* _EXERCISE INSTRUCTIONS_
Each line below should be retyped exactly, with no pictures.

::: PROVIDED DATA :::

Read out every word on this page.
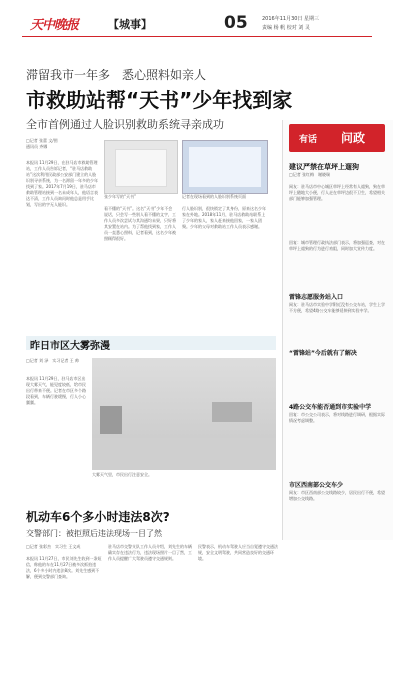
天中晚报	【城事】	05	2016年11月30日 星期三
责编 杨 帆 校对 刘 灵
滞留我市一年多　悉心照料如亲人
市救助站帮“天书”少年找到家
全市首例通过人脸识别救助系统寻亲成功
□记者 张蕾 文/图
通讯员 齐娜
本报讯 11月29日，在驻马店市救助管理站，工作人员告诉记者，“驻马店救助站”这次利用民政部公安部门建立的人脸识别寻亲系统，为一名滞留一年多的少年找到了家。2017年7月19日，驻马店市救助管理站接到一名未成年人，他语言表达不清，工作人员询问时他总是用手比划，写出的字无人能识。
张少年写的“天书”	记者在现场看到的人脸识别系统页面
看不懂的“天书”。这名“天书”少年不会说话，只会写一些别人看不懂的文字，工作人员多次尝试与其沟通均未果，只好将其安置在站内。为了帮他找到家，工作人员一直悉心照料，记者看到，这名少年被照顾得很好。
行人脸识别，很快锁定了其身份，原来这名少年家在外地。2018年11月，驻马店救助站联系上了少年的家人，家人赶来接他回家，一家人团聚。少年的父母对救助站工作人员表示感谢。
有话 问政
建议严禁在草坪上遛狗
□记者 张红梅　谢晓瑞
网友：驻马店市中心城区草坪上经常有人遛狗，狗在草坪上随地大小便，行人走在草坪边很不卫生，希望相关部门能够加强管理。
回复：城市管理行政执法部门表示，将加强巡查，对在草坪上遛狗的行为进行劝阻，同时加大宣传力度。
雷锋志愿服务站入口
网友：驻马店市实验中学附近没有公交车站，学生上学不方便，希望4路公交车能够延伸到实验中学。
“雷锋站”今后就有了解决
4路公交车能否通到市实验中学
回复：市公交公司表示，将对线路进行调研，根据实际情况考虑调整。
市区西南部公交车少
网友：市区西南部公交线路较少，居民出行不便，希望增加公交线路。
昨日市区大雾弥漫
□记者 刘 泽　实习记者 王 帅
本报讯 11月29日，驻马店市区出现大雾天气，能见度较低，给市民出行带来不便。记者在市区多个路段看到，车辆行驶缓慢，行人小心翼翼。
大雾天气里，市民出行注意安全。
机动车6个多小时违法8次?
交警部门：被拒照后违法现场一目了然
□记者 张彩杰　实习生 王文成
本报讯 11月27日，市民刘先生收到一条短信，称他的车在11月27日被多次抓拍违法，6个多小时内违法8次。刘先生感到不解，便到交警部门查询。
驻马店市交警支队工作人员介绍，刘先生的车辆确实存在违法行为，违法现场照片一目了然，工作人员提醒广大驾驶员遵守交通规则。
民警表示，机动车驾驶人应当自觉遵守交通法规，安全文明驾驶，共同营造良好的交通环境。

:::

* _EXPECTED ANSWER_
Read out every word on this page.
天中晚报	【城事】	05	2016年11月30日 星期三
责编 杨 帆 校对 刘 灵
滞留我市一年多　悉心照料如亲人
市救助站帮“天书”少年找到家
全市首例通过人脸识别救助系统寻亲成功
□记者 张蕾 文/图
通讯员 齐娜
本报讯 11月29日，在驻马店市救助管理站，工作人员告诉记者，“驻马店救助站”这次利用民政部公安部门建立的人脸识别寻亲系统，为一名滞留一年多的少年找到了家。2017年7月19日，驻马店市救助管理站接到一名未成年人，他语言表达不清，工作人员询问时他总是用手比划，写出的字无人能识。
张少年写的“天书”	记者在现场看到的人脸识别系统页面
看不懂的“天书”。这名“天书”少年不会说话，只会写一些别人看不懂的文字，工作人员多次尝试与其沟通均未果，只好将其安置在站内。为了帮他找到家，工作人员一直悉心照料，记者看到，这名少年被照顾得很好。
行人脸识别，很快锁定了其身份，原来这名少年家在外地。2018年11月，驻马店救助站联系上了少年的家人，家人赶来接他回家，一家人团聚。少年的父母对救助站工作人员表示感谢。
有话 问政
建议严禁在草坪上遛狗
□记者 张红梅　谢晓瑞
网友：驻马店市中心城区草坪上经常有人遛狗，狗在草坪上随地大小便，行人走在草坪边很不卫生，希望相关部门能够加强管理。
回复：城市管理行政执法部门表示，将加强巡查，对在草坪上遛狗的行为进行劝阻，同时加大宣传力度。
雷锋志愿服务站入口
网友：驻马店市实验中学附近没有公交车站，学生上学不方便，希望4路公交车能够延伸到实验中学。
“雷锋站”今后就有了解决
4路公交车能否通到市实验中学
回复：市公交公司表示，将对线路进行调研，根据实际情况考虑调整。
市区西南部公交车少
网友：市区西南部公交线路较少，居民出行不便，希望增加公交线路。
昨日市区大雾弥漫
□记者 刘 泽　实习记者 王 帅
本报讯 11月29日，驻马店市区出现大雾天气，能见度较低，给市民出行带来不便。记者在市区多个路段看到，车辆行驶缓慢，行人小心翼翼。
大雾天气里，市民出行注意安全。
机动车6个多小时违法8次?
交警部门：被拒照后违法现场一目了然
□记者 张彩杰　实习生 王文成
本报讯 11月27日，市民刘先生收到一条短信，称他的车在11月27日被多次抓拍违法，6个多小时内违法8次。刘先生感到不解，便到交警部门查询。
驻马店市交警支队工作人员介绍，刘先生的车辆确实存在违法行为，违法现场照片一目了然，工作人员提醒广大驾驶员遵守交通规则。
民警表示，机动车驾驶人应当自觉遵守交通法规，安全文明驾驶，共同营造良好的交通环境。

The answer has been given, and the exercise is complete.